>>>

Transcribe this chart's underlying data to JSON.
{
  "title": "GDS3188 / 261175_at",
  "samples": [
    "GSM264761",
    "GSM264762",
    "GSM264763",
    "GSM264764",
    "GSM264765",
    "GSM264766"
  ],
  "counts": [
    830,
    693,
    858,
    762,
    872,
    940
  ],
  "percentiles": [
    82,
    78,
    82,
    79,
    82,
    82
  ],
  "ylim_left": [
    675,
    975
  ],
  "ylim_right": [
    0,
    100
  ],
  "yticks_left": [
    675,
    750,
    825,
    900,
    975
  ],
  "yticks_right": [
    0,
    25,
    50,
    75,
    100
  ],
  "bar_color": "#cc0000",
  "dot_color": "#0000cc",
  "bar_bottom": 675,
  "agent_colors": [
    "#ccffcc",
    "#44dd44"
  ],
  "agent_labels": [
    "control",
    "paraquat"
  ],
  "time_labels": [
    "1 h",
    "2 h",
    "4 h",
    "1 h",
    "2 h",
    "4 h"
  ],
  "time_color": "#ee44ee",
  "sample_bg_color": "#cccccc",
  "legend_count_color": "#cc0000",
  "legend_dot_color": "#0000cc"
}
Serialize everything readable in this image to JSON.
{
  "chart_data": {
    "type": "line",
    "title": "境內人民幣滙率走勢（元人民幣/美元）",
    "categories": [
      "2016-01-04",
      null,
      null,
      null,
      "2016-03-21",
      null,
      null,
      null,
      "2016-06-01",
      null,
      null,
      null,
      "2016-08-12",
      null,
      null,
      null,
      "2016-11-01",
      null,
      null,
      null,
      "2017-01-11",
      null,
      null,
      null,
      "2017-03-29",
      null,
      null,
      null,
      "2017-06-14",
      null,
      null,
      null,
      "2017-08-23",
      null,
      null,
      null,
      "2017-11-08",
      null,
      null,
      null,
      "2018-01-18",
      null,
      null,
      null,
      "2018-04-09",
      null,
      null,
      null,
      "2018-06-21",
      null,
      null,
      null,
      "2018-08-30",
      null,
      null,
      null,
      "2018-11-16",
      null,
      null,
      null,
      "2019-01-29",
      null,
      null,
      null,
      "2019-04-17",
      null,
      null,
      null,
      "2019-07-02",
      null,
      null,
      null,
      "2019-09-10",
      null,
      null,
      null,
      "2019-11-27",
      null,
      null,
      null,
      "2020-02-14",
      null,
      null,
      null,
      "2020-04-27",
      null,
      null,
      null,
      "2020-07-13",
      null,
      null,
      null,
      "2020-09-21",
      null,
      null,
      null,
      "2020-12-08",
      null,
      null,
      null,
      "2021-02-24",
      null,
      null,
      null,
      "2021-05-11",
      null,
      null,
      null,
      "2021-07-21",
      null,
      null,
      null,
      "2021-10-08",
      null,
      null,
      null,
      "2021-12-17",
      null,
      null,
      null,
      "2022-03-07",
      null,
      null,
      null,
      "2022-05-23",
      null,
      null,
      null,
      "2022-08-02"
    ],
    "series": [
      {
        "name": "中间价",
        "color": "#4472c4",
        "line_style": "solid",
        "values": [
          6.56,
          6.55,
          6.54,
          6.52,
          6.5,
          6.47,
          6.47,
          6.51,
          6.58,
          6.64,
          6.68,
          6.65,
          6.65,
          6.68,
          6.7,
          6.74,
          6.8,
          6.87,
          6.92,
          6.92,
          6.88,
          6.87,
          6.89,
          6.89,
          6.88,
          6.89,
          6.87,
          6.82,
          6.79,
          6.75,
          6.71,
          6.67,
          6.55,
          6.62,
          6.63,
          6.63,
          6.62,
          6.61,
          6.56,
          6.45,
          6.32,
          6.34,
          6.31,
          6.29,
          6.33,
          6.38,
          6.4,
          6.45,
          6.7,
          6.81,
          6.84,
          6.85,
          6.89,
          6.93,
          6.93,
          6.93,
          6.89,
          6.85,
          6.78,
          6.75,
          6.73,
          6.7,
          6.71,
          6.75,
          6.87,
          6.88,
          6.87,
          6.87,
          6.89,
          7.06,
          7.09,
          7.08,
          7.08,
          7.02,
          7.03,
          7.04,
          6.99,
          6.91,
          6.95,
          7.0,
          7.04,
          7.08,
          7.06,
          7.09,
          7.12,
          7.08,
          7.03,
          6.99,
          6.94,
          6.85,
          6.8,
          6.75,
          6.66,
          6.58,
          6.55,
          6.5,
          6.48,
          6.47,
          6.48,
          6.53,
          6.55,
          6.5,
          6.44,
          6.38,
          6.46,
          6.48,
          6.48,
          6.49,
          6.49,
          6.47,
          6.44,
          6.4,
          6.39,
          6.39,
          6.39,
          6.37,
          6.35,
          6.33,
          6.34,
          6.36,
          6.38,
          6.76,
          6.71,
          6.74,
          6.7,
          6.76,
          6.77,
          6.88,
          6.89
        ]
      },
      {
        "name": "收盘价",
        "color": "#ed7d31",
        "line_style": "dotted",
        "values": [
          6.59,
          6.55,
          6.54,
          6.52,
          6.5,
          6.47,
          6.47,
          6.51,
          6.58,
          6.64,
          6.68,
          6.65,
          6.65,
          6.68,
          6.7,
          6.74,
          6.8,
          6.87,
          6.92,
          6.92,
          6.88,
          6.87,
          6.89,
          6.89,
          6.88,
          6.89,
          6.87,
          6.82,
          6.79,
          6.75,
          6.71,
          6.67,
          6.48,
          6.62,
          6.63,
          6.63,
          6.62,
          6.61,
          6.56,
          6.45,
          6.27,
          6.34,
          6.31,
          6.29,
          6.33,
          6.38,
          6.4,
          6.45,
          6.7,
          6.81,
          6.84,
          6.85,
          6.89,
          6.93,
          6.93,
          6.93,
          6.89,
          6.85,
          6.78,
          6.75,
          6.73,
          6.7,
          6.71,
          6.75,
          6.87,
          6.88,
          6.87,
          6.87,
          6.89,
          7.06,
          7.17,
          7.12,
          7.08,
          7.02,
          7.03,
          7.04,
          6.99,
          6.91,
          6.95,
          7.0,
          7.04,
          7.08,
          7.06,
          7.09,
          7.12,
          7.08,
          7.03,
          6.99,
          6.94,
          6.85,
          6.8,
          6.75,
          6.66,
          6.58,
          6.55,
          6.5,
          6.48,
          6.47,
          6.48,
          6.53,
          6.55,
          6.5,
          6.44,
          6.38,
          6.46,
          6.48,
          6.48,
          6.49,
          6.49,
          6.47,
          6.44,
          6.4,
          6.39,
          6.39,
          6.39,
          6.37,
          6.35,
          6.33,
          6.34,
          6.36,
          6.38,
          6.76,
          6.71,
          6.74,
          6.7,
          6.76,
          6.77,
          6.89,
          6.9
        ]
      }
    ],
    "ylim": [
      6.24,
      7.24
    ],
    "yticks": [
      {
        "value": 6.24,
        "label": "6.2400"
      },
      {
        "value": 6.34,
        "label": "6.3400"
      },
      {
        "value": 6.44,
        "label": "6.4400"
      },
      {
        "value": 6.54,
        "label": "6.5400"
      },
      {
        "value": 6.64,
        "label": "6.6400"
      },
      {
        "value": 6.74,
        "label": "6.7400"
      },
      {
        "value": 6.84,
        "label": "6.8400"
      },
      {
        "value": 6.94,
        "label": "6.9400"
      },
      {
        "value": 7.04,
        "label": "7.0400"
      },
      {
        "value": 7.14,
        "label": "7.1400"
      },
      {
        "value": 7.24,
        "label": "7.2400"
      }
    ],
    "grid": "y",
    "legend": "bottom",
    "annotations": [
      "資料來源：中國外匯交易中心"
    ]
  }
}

<<<
>>>

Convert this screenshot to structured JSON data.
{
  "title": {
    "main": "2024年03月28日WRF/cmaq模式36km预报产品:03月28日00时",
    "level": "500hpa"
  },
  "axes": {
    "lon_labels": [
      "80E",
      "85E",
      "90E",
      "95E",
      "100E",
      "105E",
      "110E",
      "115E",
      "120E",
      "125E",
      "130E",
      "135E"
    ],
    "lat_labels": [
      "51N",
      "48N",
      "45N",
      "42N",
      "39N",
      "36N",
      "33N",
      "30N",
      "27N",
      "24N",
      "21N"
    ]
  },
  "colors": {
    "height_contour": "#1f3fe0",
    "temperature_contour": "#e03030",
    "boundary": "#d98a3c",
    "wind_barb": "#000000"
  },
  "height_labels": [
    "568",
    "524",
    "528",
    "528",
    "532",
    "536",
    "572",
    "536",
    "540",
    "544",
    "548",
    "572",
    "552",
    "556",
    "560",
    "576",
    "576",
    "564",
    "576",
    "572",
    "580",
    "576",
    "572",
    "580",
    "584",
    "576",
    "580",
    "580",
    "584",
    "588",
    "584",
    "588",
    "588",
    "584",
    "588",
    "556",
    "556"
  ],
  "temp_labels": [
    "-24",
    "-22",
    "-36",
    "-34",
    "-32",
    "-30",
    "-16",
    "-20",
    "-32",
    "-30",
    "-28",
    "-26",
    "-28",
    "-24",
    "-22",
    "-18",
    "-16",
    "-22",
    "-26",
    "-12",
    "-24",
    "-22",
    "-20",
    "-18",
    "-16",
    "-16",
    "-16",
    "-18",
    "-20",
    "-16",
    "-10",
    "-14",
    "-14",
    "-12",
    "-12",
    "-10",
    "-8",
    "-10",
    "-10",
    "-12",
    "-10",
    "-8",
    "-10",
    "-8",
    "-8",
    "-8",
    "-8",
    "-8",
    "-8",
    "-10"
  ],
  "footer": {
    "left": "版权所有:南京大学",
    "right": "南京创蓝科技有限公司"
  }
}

<<<
>>>

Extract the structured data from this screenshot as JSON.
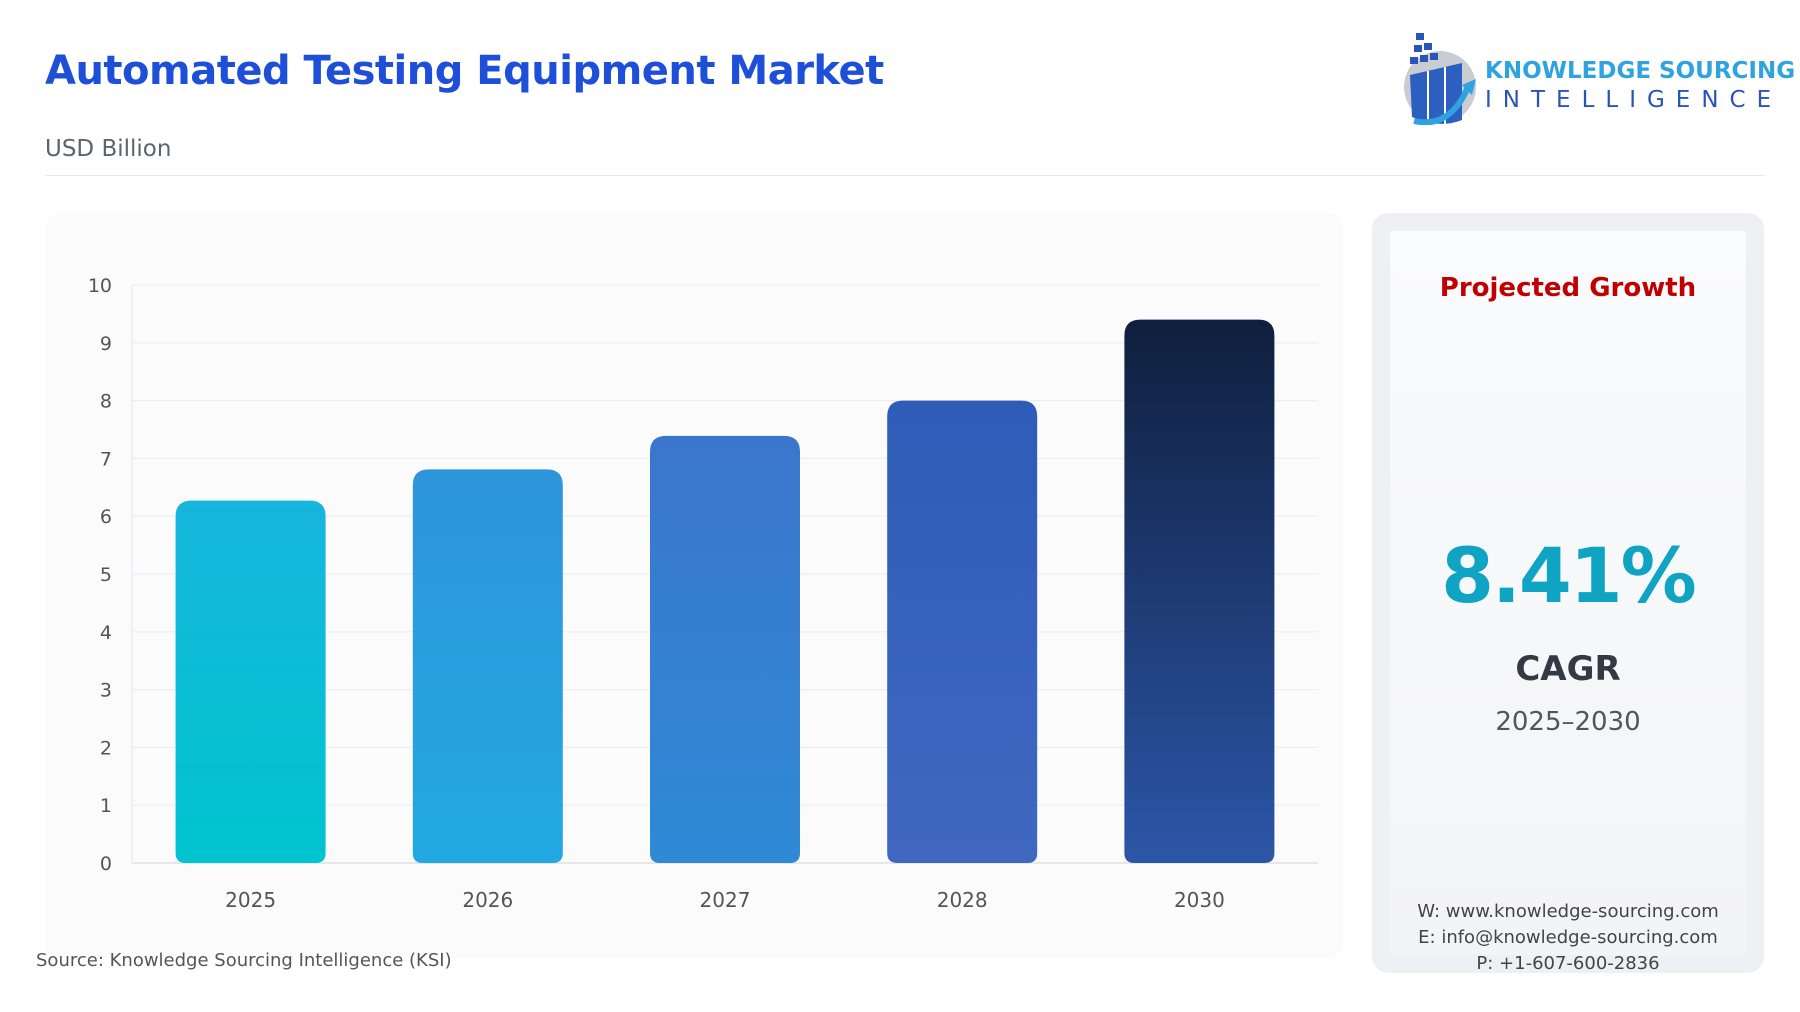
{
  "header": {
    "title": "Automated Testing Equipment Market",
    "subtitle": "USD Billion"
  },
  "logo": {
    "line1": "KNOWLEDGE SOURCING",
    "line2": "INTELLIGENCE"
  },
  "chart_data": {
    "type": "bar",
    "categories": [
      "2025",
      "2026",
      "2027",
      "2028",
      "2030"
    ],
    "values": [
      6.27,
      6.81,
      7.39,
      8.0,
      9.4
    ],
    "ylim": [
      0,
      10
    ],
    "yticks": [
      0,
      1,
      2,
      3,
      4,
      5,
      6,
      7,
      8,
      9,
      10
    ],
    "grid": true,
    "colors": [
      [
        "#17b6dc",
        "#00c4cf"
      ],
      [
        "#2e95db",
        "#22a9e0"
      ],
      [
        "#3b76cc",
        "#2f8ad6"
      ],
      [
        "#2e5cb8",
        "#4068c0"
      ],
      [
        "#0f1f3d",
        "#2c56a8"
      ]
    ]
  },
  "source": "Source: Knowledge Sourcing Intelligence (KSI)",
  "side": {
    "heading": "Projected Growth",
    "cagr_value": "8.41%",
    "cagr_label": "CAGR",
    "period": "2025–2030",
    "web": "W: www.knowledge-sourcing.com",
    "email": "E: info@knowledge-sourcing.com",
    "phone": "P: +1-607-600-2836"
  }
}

<<<

» **AIM**
Where does the word "JSON" appear in the listing? List each line that holds it.

» **CORRECT ANSWER**
Transcribe this chart's underlying data to JSON.
Serialize everything readable in this image to JSON.
Convert this screenshot to structured JSON data.
Extract the structured data from this screenshot as JSON.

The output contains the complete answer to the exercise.